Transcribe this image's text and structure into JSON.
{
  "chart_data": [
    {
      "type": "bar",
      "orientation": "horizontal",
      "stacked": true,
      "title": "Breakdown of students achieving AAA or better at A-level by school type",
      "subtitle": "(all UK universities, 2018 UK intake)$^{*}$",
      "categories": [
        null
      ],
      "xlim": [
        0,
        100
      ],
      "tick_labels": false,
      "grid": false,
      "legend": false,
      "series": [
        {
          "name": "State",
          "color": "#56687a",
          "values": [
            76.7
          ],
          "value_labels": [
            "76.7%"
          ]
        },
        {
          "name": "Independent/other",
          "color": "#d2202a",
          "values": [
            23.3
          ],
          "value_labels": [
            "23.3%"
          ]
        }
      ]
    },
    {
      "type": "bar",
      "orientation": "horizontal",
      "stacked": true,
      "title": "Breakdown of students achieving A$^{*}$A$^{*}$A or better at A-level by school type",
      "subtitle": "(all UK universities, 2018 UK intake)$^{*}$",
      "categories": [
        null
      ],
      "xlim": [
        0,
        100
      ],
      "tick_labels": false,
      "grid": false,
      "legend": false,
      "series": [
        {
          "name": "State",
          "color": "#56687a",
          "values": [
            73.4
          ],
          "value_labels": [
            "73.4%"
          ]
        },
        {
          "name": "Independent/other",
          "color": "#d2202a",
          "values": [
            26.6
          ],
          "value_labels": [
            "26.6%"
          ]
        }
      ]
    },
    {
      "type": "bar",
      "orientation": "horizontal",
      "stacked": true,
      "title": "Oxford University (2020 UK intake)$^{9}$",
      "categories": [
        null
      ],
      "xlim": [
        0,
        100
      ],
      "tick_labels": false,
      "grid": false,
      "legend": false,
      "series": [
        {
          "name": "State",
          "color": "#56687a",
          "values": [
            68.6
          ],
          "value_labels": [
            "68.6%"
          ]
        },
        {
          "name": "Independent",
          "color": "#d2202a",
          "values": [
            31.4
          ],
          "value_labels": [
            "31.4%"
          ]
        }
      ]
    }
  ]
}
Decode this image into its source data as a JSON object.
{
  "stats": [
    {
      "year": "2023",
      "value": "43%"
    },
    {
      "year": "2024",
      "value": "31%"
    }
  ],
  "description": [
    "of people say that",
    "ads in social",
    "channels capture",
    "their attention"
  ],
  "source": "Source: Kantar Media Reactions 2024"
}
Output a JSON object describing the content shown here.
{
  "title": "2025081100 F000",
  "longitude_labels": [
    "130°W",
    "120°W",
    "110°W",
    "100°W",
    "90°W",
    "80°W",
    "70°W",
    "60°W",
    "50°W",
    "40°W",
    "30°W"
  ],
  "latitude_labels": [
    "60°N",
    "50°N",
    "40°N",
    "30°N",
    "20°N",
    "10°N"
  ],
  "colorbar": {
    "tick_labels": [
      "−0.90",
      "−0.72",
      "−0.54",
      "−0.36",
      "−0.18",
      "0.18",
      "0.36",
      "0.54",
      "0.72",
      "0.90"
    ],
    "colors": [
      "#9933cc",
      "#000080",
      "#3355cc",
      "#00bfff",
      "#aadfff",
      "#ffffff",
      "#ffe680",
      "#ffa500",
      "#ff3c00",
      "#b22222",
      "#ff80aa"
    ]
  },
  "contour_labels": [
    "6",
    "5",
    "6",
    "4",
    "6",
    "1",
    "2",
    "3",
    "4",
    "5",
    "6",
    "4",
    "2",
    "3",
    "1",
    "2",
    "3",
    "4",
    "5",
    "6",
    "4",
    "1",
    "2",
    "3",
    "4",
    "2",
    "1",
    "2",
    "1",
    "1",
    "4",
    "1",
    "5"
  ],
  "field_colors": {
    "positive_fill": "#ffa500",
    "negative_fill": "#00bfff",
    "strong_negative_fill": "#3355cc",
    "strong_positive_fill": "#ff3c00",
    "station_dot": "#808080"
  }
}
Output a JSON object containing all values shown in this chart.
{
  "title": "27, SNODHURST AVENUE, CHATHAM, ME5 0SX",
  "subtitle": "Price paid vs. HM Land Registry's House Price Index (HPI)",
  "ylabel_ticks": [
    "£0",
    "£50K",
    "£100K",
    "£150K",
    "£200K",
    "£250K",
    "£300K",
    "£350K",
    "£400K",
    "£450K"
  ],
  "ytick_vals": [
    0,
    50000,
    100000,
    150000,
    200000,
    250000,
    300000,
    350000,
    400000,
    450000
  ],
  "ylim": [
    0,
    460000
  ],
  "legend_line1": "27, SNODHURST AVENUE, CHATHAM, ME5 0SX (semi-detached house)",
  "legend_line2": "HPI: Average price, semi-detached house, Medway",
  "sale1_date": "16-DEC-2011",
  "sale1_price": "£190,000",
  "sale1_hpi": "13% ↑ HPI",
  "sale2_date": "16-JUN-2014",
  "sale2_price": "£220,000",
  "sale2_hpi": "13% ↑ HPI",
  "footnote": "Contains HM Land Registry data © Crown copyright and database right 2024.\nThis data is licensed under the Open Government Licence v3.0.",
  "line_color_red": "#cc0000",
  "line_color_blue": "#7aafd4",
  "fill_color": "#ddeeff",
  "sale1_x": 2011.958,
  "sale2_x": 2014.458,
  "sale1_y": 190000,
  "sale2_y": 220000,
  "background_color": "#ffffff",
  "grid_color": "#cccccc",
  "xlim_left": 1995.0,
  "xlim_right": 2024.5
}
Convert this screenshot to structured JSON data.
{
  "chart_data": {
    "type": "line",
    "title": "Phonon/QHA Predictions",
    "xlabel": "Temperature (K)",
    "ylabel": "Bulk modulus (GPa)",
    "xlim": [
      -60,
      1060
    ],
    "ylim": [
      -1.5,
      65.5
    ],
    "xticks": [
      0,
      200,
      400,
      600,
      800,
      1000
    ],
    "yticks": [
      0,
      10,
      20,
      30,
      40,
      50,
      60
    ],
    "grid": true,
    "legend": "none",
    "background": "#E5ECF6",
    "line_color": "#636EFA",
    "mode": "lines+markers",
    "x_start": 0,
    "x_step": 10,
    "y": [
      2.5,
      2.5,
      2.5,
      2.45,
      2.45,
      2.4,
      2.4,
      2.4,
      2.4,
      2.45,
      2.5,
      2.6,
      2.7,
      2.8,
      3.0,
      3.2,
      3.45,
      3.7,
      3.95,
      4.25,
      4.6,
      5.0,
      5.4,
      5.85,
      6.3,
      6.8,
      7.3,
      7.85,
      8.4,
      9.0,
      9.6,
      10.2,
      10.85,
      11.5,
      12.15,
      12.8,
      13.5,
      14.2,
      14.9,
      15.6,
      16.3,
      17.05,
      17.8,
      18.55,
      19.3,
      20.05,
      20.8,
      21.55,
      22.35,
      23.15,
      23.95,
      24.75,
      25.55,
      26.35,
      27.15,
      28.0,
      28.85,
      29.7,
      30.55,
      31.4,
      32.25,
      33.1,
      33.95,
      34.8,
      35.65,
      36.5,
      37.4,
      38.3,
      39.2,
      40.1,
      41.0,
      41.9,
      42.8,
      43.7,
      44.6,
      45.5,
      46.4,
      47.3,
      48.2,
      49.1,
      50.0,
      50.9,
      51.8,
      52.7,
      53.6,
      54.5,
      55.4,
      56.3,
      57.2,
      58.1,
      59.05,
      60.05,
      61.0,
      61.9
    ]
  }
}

Work required
Every line above that contains the word "Land" should be reported.

The solution
  "subtitle": "Price paid vs. HM Land Registry's House Price Index (HPI)",
  "footnote": "Contains HM Land Registry data © Crown copyright and database right 2024.\nThis data is licensed under the Open Government Licence v3.0.",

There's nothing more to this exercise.